*Task to carry out:* In the article on Stifel Nicolaus's GrubHub rating, explain in one to three sentences why Stifel considers GrubHub's "26x multiple" to 2016 estimated earnings more than justified.

*Selected text:*
At The Motley Fool, we poke plenty of fun at Wall Street analysts and their endless cycle of upgrades, downgrades, and "initiating coverage at neutral." So you might think we'd be the last people to give virtual ink to such "news." And we would be -- if that were all we were doing.

But in "This Just In," we don't simply tell you what the analysts said. We'll also show you whether they know what they're talking about. To help, we've enlisted Motley Fool CAPS, our supercomputer tool for rating stocks and analysts alike. With CAPS, we track the long-term performance of Wall Street's best and brightest -- and its worst and sorriest, too.


Source: GrubHub.

And speaking of the best ...
On Friday, just ahead of the holiday weekend, one of the best analysts out there issued a new "buy" recommendation. Initiating coverage on GrubHub (GRUB), the one-stop online service for ordering restaurant take-out, ace stock shop Stifel Nicolaus recommended investors buy it.

Says Stifel, GrubHub is "one of the most compelling small- to mid-cap companies in the Internet sector today." The analyst posits "$8B-$10B" as the potential size of the online takeout food market. But in Stifel's view, this is not a market where share will be evenly distributed among multiple companies. Rather, whoever is first to develop a loyal following online will become the "winner-take-most" in market share.

Right now, that winner looks like GrubHub. And as Stifel sees this business offering high profit margins but requiring little capital investment -- a good recipe for high profits growth -- it thinks GrubHub's "26x multiple" to 2016 estimated earnings is more than justified. Indeed, if you ask Stifel, this $37 stock could easily be worth $46 a year from now.

But is Stifel right about that?

Let's go to the tape
With a record of 52.5% accuracy on its picks, and nearly 9% outperformance of the market per pick, Stifel Nicolaus is one of the better stock pickers we follow on CAPS. Among Internet Software and Services stocks, Stifel's winners have significantly outperformed its losers, outperforming the market by a combined 732 percentage point over nine years and 40 separate picks. A few examples:

Company

Stifel Nicolaus Said:

CAPS Says (Out of 5 Stars Possible):

Stifel Nicolaus' Picks Beating (Lagging) S&P By:

MercadoLibre

Outperform

****

125 points (Picked once to outperform, once to underperform -- and right both times)

eBay

Outperform

****

8 points (right 3 out of 4 times)

Open Text

Outperform

*****

(14 points)

Twitter

Outperform

**

(51 points)

Source: Motley Fool CAPS.

So what are the chances that GrubHub will end up in Stifel Nicolaus' "wins" column a few years from now?

The valuation proposition
I admit that, at its current valuation of 198 times earnings, GrubHub shares seem very rich fare indeed. But from at least one perspective, Stifel's decision to endorse this highflyer make sense.

*Data excerpts:*
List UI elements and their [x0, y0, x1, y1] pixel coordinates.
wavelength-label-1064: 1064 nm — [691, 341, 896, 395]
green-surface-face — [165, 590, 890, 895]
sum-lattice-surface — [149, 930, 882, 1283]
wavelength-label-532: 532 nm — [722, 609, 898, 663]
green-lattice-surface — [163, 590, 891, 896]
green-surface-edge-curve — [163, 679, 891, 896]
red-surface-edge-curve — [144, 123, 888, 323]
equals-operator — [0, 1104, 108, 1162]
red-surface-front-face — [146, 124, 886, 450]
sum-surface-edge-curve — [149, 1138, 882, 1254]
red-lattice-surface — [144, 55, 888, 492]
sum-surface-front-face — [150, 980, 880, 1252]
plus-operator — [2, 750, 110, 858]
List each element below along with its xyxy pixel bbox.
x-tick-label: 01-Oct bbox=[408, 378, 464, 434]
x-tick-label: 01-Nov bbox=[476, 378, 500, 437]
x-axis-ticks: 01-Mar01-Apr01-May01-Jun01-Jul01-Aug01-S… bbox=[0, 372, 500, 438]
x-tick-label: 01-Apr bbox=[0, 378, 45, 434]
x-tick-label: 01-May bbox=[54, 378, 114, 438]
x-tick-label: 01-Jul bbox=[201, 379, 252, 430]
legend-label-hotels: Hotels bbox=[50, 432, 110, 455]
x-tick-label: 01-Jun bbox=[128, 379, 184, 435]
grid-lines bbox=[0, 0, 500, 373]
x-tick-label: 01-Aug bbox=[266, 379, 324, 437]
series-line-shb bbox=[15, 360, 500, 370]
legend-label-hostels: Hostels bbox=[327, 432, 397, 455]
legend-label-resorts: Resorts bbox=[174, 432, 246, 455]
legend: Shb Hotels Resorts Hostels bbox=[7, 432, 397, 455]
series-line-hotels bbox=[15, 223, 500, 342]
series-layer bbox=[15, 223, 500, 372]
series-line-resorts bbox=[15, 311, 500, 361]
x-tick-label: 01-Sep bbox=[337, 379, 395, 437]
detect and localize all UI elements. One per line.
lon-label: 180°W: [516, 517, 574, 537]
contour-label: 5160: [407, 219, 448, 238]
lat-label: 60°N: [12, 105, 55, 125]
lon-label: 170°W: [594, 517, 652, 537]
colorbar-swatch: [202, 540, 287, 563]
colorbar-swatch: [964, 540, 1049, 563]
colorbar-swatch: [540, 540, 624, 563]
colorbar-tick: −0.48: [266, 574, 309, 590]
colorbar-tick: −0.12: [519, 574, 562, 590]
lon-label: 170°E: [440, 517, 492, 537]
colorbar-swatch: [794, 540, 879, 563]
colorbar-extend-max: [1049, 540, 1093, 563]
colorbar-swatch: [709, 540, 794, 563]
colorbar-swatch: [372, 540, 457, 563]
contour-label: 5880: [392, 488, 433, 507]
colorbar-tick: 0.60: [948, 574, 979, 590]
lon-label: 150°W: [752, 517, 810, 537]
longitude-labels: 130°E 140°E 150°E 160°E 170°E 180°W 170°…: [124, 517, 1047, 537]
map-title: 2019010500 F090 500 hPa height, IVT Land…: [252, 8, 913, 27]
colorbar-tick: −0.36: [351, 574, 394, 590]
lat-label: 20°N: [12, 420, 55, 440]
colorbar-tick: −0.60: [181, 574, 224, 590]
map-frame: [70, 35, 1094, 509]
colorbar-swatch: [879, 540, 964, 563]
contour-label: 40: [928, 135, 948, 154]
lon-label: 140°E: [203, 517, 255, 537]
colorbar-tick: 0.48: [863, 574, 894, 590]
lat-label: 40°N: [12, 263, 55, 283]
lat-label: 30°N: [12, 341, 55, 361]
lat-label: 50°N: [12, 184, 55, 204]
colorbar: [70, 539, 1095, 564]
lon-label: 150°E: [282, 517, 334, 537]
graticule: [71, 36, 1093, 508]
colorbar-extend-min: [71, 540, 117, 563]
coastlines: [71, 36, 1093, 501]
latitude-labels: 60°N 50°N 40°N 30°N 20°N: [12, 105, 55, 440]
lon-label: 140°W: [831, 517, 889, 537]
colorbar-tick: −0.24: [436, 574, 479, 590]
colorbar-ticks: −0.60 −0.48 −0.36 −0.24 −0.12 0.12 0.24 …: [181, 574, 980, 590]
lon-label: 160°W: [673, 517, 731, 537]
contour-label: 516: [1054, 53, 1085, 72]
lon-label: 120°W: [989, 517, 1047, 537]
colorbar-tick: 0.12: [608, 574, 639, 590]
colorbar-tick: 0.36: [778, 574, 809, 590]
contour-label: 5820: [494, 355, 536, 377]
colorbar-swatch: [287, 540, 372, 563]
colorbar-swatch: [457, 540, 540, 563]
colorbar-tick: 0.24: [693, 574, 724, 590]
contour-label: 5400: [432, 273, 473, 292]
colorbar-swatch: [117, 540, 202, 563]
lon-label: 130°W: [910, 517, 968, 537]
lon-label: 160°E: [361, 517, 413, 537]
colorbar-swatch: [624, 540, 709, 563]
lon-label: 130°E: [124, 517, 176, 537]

*Expected output:* Stifel sees GrubHub's business as one that offers high profit margins while requiring little capital investment. It regards that combination as a good recipe for high profits growth, so it judges the multiple to be more than justified.